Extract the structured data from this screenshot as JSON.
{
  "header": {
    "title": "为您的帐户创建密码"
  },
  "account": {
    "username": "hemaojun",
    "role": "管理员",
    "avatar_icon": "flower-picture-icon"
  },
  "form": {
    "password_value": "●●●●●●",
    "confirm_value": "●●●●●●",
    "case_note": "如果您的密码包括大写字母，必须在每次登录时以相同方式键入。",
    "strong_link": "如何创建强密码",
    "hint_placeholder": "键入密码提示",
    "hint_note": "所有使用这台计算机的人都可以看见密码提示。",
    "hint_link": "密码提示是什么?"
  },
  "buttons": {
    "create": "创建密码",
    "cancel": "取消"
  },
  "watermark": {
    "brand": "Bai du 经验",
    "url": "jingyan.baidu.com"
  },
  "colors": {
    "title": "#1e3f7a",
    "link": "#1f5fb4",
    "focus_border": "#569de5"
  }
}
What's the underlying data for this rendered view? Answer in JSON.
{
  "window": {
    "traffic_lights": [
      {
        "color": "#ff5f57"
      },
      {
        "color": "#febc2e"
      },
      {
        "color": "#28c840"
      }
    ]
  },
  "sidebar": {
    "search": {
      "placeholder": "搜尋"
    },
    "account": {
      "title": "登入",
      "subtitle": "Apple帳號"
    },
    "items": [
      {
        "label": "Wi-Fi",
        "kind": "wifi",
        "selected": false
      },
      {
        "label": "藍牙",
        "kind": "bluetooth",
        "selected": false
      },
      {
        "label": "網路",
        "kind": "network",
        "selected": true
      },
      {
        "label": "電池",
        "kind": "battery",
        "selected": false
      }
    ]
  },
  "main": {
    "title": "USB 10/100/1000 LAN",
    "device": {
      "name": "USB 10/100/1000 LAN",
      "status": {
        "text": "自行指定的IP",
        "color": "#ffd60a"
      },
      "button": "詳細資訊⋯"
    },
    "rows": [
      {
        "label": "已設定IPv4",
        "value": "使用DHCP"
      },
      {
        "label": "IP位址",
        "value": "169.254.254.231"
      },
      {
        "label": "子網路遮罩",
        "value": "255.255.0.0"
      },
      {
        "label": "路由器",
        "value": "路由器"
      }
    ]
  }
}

#####

Stated goal:
Return the listing above in its exact form.

Full response:
Extract the structured data from this screenshot as JSON.
{
  "header": {
    "title": "为您的帐户创建密码"
  },
  "account": {
    "username": "hemaojun",
    "role": "管理员",
    "avatar_icon": "flower-picture-icon"
  },
  "form": {
    "password_value": "●●●●●●",
    "confirm_value": "●●●●●●",
    "case_note": "如果您的密码包括大写字母，必须在每次登录时以相同方式键入。",
    "strong_link": "如何创建强密码",
    "hint_placeholder": "键入密码提示",
    "hint_note": "所有使用这台计算机的人都可以看见密码提示。",
    "hint_link": "密码提示是什么?"
  },
  "buttons": {
    "create": "创建密码",
    "cancel": "取消"
  },
  "watermark": {
    "brand": "Bai du 经验",
    "url": "jingyan.baidu.com"
  },
  "colors": {
    "title": "#1e3f7a",
    "link": "#1f5fb4",
    "focus_border": "#569de5"
  }
}
What's the underlying data for this rendered view? Answer in JSON.
{
  "window": {
    "traffic_lights": [
      {
        "color": "#ff5f57"
      },
      {
        "color": "#febc2e"
      },
      {
        "color": "#28c840"
      }
    ]
  },
  "sidebar": {
    "search": {
      "placeholder": "搜尋"
    },
    "account": {
      "title": "登入",
      "subtitle": "Apple帳號"
    },
    "items": [
      {
        "label": "Wi-Fi",
        "kind": "wifi",
        "selected": false
      },
      {
        "label": "藍牙",
        "kind": "bluetooth",
        "selected": false
      },
      {
        "label": "網路",
        "kind": "network",
        "selected": true
      },
      {
        "label": "電池",
        "kind": "battery",
        "selected": false
      }
    ]
  },
  "main": {
    "title": "USB 10/100/1000 LAN",
    "device": {
      "name": "USB 10/100/1000 LAN",
      "status": {
        "text": "自行指定的IP",
        "color": "#ffd60a"
      },
      "button": "詳細資訊⋯"
    },
    "rows": [
      {
        "label": "已設定IPv4",
        "value": "使用DHCP"
      },
      {
        "label": "IP位址",
        "value": "169.254.254.231"
      },
      {
        "label": "子網路遮罩",
        "value": "255.255.0.0"
      },
      {
        "label": "路由器",
        "value": "路由器"
      }
    ]
  }
}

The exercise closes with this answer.